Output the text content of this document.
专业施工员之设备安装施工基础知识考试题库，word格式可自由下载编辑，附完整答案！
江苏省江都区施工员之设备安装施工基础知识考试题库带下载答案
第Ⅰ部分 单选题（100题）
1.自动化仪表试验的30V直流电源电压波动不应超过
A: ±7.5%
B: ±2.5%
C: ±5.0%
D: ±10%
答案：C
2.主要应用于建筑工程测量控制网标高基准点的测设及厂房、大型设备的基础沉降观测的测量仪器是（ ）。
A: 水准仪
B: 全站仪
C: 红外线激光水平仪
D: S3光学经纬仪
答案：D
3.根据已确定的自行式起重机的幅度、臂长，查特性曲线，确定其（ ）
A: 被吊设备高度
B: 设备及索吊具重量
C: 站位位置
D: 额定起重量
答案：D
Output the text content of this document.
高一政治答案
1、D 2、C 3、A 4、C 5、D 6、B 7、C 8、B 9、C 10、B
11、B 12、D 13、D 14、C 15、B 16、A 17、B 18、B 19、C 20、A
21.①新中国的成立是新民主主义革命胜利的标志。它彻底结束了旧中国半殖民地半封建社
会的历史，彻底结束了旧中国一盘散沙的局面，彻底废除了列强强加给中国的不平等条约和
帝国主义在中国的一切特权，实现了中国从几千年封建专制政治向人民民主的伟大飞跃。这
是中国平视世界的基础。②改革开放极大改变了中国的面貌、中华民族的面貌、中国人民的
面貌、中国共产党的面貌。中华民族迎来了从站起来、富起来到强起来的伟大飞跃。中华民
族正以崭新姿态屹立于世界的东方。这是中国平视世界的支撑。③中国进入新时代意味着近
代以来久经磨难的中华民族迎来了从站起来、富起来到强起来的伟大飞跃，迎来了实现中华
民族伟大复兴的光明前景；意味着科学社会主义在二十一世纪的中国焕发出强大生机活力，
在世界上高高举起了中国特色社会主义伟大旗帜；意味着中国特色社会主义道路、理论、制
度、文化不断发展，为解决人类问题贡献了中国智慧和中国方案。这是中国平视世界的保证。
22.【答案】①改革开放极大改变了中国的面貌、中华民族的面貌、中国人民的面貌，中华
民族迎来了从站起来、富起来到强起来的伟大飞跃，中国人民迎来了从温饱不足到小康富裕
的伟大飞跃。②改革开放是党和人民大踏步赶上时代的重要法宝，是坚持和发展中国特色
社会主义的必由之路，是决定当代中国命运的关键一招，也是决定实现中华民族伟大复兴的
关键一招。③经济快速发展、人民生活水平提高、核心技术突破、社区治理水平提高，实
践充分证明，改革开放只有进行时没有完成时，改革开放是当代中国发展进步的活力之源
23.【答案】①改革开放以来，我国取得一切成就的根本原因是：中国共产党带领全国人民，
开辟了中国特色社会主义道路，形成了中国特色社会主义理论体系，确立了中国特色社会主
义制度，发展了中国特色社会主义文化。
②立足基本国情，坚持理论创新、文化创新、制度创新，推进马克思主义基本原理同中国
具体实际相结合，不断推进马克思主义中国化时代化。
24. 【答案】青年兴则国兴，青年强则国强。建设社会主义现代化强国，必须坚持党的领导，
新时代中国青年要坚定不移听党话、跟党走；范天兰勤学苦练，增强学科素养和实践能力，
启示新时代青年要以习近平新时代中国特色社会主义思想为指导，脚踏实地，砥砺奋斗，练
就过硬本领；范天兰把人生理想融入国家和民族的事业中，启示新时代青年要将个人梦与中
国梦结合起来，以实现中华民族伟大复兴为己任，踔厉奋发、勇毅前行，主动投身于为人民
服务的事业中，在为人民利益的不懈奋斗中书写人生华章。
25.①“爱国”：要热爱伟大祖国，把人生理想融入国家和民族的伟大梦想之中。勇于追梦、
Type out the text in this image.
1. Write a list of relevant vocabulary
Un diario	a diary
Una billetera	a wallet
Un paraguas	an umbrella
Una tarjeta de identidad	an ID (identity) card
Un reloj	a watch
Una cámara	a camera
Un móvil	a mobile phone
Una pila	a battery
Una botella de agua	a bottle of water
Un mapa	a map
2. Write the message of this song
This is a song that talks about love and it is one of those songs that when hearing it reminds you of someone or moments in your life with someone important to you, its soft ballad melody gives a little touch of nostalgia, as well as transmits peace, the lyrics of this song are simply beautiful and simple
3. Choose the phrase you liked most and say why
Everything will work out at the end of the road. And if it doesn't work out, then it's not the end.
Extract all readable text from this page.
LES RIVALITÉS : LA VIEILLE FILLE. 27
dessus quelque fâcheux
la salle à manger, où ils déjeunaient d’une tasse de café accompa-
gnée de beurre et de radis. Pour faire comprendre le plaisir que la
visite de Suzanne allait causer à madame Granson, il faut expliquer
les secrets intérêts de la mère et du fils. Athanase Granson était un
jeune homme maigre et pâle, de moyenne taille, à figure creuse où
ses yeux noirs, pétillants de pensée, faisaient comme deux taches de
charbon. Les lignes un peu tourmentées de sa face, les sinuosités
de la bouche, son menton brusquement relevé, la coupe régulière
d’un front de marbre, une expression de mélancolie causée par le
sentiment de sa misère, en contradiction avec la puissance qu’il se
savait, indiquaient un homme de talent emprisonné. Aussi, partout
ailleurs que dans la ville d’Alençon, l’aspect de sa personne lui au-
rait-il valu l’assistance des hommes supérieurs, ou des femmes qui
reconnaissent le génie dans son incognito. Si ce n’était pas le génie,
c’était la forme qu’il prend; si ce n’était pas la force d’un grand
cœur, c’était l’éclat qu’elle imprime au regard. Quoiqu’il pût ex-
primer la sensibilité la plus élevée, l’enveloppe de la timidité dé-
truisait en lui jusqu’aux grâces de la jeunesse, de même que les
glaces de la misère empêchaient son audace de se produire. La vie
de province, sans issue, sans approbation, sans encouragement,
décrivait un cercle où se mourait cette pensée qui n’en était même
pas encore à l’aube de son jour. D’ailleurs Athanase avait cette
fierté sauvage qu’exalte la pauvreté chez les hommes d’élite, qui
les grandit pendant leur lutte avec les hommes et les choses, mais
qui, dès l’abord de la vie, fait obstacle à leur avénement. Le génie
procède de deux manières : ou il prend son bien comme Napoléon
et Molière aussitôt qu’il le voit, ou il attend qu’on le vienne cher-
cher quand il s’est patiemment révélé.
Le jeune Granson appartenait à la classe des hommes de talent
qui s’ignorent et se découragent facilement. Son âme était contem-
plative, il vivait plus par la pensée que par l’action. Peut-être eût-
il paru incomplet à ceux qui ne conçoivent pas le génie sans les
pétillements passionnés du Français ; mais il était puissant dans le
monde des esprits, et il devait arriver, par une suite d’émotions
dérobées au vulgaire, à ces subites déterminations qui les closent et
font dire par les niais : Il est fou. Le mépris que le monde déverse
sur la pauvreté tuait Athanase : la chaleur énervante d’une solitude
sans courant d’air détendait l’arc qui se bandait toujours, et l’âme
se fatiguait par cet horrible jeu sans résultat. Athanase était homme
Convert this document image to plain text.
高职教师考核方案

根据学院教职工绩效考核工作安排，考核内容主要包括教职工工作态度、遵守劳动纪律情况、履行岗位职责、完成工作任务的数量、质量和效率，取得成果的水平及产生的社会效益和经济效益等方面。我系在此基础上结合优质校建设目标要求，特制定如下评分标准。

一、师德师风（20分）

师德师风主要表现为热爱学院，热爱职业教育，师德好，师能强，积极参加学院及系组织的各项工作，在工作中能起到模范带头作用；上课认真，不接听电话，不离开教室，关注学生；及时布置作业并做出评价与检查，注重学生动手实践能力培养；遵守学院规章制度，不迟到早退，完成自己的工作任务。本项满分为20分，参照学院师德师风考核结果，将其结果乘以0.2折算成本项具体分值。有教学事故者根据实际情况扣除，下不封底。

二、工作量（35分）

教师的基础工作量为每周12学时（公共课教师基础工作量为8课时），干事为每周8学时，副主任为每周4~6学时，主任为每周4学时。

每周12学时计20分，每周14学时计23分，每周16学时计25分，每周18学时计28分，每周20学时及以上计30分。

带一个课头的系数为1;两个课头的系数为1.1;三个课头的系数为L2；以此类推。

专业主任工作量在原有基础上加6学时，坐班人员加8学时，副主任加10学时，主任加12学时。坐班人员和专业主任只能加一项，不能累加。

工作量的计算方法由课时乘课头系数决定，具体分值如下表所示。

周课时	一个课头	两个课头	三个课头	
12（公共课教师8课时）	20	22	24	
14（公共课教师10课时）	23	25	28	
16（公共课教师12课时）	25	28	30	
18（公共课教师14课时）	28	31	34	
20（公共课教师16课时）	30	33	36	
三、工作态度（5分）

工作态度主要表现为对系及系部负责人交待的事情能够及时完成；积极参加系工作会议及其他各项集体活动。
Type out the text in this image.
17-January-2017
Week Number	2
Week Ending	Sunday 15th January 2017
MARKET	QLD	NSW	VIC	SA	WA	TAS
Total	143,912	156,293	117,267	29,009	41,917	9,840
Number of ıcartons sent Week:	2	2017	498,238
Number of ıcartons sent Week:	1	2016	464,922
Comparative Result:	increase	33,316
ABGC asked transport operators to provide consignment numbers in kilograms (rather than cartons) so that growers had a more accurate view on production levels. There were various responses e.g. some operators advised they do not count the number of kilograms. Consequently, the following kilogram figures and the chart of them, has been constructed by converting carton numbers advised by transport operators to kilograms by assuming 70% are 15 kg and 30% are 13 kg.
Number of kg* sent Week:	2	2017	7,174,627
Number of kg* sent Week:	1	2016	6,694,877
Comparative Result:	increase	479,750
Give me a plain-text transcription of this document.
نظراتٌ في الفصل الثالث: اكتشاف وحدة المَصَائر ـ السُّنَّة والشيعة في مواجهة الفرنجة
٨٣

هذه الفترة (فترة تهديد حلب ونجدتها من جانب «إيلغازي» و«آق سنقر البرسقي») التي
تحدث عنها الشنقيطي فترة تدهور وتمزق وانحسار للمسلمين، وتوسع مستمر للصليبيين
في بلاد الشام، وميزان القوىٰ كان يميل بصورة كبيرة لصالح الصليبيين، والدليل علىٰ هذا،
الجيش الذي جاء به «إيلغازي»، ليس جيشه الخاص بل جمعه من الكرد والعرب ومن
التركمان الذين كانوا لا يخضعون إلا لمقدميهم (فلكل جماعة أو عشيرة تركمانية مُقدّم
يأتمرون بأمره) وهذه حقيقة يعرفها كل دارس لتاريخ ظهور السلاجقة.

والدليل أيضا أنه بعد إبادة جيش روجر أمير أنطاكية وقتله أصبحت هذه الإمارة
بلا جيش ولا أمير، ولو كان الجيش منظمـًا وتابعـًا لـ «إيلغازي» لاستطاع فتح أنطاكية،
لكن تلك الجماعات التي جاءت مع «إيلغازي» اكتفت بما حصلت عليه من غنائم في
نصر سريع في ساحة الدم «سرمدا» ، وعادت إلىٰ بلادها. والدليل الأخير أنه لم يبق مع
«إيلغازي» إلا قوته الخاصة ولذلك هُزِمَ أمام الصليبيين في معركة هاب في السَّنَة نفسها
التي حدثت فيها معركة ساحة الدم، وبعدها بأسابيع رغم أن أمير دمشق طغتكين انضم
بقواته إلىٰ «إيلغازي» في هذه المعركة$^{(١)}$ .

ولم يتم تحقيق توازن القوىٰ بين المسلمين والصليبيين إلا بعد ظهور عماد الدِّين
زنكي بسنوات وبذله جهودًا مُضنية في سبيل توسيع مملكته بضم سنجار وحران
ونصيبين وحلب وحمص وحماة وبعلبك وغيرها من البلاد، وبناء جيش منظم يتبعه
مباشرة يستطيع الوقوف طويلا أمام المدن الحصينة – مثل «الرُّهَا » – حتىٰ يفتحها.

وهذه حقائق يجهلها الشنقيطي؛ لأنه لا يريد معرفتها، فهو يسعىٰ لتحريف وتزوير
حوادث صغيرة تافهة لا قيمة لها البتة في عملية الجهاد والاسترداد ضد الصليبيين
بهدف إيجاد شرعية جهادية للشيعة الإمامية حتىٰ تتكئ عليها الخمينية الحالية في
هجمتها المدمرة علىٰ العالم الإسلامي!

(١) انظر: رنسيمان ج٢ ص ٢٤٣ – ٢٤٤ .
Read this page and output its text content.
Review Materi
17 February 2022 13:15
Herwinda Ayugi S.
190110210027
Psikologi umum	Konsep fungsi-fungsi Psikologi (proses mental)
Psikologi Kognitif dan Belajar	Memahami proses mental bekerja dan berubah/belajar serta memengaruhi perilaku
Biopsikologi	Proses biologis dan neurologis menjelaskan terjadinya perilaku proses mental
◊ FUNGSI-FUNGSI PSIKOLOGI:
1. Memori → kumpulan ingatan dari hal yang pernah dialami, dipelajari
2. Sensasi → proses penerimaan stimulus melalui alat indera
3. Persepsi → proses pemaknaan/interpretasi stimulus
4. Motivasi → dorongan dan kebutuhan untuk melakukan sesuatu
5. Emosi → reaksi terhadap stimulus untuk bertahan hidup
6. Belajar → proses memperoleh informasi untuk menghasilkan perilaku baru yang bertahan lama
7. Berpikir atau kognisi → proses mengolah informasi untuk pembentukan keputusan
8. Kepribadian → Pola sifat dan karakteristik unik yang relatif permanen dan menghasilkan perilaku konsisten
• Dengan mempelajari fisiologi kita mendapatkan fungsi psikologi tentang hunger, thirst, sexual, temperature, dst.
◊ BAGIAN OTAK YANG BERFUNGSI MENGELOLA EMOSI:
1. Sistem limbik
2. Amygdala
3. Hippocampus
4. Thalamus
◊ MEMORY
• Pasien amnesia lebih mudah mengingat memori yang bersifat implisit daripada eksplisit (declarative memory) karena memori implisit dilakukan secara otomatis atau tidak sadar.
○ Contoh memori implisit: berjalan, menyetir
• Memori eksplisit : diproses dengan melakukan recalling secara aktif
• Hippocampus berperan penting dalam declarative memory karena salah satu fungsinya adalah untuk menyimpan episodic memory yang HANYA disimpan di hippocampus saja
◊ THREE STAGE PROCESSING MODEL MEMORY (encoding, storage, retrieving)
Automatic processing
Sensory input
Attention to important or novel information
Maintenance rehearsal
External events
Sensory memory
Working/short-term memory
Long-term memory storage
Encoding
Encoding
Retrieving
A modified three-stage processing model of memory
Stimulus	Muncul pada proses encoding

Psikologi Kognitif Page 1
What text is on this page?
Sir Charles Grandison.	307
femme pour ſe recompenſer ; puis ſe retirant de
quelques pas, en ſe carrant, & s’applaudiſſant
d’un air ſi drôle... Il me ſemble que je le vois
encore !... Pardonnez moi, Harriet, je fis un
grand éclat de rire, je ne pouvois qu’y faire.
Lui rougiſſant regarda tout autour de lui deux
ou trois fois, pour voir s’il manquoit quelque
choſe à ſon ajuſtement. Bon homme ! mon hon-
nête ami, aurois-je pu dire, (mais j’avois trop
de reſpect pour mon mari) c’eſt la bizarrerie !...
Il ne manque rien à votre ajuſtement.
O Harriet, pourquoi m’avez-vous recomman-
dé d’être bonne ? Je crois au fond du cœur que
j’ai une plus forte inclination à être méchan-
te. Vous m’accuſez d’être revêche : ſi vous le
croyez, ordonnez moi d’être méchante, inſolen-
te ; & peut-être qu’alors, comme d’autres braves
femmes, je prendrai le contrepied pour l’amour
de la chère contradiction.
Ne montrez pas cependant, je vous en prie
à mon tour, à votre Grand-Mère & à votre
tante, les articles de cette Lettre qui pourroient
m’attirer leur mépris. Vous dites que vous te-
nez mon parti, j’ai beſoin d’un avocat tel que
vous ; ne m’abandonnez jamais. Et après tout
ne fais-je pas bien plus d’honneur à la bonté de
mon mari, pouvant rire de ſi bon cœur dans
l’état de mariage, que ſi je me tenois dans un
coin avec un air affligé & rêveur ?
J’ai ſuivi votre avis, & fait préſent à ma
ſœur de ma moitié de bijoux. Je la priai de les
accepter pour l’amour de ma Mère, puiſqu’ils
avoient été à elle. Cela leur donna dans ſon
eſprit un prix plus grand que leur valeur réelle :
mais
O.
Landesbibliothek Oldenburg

----------------------------------------

### SHORT TASK:
How many lines of the data contain the word "الدم"? Answer with the number alone.

### EXERCISE SOLUTION:
2